**Written request**
Out of all the lines below, count those with the word "výrobků". Give the number only.

**Records supplied**

= = = =

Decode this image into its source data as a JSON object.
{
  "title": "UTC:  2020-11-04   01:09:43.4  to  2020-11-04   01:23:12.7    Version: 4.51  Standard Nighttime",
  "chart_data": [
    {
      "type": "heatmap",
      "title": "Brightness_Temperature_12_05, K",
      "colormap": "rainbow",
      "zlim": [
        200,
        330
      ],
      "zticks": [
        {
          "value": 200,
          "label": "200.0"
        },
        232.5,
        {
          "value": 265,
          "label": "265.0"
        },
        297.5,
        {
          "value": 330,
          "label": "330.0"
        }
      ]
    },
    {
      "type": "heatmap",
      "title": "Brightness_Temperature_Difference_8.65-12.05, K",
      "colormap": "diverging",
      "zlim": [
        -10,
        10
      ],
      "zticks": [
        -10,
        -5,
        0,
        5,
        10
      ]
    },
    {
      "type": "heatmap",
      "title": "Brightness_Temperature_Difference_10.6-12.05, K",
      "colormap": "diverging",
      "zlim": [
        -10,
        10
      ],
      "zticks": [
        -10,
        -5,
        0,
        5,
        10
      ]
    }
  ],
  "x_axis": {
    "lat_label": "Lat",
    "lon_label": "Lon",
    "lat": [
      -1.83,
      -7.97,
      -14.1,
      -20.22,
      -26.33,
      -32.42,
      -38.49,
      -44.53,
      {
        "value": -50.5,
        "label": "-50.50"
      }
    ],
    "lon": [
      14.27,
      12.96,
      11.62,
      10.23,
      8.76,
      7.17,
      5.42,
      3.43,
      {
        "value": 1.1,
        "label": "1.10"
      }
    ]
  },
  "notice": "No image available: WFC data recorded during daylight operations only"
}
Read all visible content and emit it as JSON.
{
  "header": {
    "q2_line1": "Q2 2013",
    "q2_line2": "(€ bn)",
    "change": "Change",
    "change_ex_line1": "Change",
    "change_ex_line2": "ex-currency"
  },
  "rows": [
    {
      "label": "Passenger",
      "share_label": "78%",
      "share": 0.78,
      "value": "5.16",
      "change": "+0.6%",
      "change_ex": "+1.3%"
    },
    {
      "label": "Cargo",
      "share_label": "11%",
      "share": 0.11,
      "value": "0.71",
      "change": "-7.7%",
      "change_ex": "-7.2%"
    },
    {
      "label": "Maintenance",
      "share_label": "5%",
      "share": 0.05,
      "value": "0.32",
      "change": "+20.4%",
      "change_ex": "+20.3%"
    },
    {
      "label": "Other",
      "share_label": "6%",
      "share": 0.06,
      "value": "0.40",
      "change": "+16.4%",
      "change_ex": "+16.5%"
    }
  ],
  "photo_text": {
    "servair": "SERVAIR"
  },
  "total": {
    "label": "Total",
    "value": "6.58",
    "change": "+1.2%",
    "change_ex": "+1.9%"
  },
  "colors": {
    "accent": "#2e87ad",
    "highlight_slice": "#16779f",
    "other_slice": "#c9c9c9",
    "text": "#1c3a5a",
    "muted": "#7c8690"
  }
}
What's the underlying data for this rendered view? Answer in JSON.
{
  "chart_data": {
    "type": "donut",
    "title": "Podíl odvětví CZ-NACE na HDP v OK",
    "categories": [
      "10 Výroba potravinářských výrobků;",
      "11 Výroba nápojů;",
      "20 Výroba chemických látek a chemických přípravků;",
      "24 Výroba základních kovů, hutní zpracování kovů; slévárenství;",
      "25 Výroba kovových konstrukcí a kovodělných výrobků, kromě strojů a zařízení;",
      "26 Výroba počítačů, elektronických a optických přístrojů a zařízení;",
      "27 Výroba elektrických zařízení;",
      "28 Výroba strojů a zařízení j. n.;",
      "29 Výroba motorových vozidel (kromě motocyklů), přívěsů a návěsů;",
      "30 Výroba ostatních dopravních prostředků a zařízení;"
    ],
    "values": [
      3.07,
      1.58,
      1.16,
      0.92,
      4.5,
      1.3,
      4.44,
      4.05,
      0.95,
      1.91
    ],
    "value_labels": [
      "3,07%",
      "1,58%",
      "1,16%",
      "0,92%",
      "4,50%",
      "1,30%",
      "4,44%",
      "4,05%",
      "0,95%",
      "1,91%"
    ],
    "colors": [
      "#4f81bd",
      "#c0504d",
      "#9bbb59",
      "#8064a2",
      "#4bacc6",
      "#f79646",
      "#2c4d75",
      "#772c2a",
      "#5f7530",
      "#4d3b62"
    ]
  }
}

= = = =

**Correct result**
2